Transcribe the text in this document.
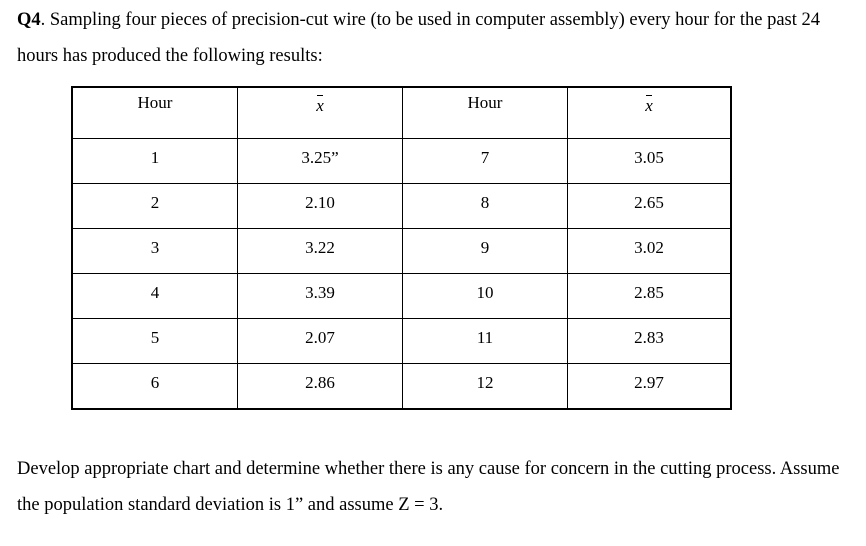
Q4. Sampling four pieces of precision-cut wire (to be used in computer assembly) every hour for the past 24 hours has produced the following results:
Hour	x	Hour	x

1	3.25”	7	3.05

2	2.10	8	2.65

3	3.22	9	3.02

4	3.39	10	2.85

5	2.07	11	2.83

6	2.86	12	2.97
Develop appropriate chart and determine whether there is any cause for concern in the cutting process. Assume the population standard deviation is 1” and assume Z = 3.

********************

DESCRIPTION OF THE TASK: Copy out every line of the material above exactly, skipping the pictures.

RESULT:
Transcribe the text in this document.
Q4. Sampling four pieces of precision-cut wire (to be used in computer assembly) every hour for the past 24 hours has produced the following results:
Hour	x	Hour	x

1	3.25”	7	3.05

2	2.10	8	2.65

3	3.22	9	3.02

4	3.39	10	2.85

5	2.07	11	2.83

6	2.86	12	2.97
Develop appropriate chart and determine whether there is any cause for concern in the cutting process. Assume the population standard deviation is 1” and assume Z = 3.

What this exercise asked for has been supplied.